Find and copy lines holding "your".

■ ■ ■ ■ ■ ■ ■

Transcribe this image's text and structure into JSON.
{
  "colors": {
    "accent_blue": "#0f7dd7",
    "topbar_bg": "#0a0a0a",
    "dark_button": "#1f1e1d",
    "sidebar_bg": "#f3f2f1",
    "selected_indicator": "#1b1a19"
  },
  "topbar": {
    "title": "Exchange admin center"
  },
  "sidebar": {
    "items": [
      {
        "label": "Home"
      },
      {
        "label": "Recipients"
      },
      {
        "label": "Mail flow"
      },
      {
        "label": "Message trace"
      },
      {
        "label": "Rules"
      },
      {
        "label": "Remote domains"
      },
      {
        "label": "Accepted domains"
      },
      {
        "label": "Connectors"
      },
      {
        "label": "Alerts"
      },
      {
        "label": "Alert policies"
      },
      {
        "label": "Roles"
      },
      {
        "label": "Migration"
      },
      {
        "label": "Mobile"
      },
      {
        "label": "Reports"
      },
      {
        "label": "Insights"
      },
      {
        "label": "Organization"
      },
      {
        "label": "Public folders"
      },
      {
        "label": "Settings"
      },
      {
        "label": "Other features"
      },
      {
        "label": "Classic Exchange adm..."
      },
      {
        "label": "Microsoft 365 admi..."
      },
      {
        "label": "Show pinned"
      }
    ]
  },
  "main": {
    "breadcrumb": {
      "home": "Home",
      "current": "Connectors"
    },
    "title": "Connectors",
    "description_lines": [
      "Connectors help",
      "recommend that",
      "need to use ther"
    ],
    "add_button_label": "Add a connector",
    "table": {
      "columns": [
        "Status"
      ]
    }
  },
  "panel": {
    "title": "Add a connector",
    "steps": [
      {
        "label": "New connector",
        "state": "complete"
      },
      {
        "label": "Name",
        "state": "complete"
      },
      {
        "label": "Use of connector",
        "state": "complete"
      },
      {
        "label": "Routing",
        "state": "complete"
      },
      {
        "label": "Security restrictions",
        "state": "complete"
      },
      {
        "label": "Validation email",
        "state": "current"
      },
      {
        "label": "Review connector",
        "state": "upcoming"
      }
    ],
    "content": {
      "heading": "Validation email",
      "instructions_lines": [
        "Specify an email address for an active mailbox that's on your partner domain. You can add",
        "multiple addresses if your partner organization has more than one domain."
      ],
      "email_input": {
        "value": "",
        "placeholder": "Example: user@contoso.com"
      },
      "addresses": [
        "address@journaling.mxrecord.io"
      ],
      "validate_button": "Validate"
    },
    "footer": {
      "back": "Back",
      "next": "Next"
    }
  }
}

■ ■ ■ ■ ■ ■ ■

◆ Solved exercise:
        "Specify an email address for an active mailbox that's on your partner domain. You can add",
        "multiple addresses if your partner organization has more than one domain."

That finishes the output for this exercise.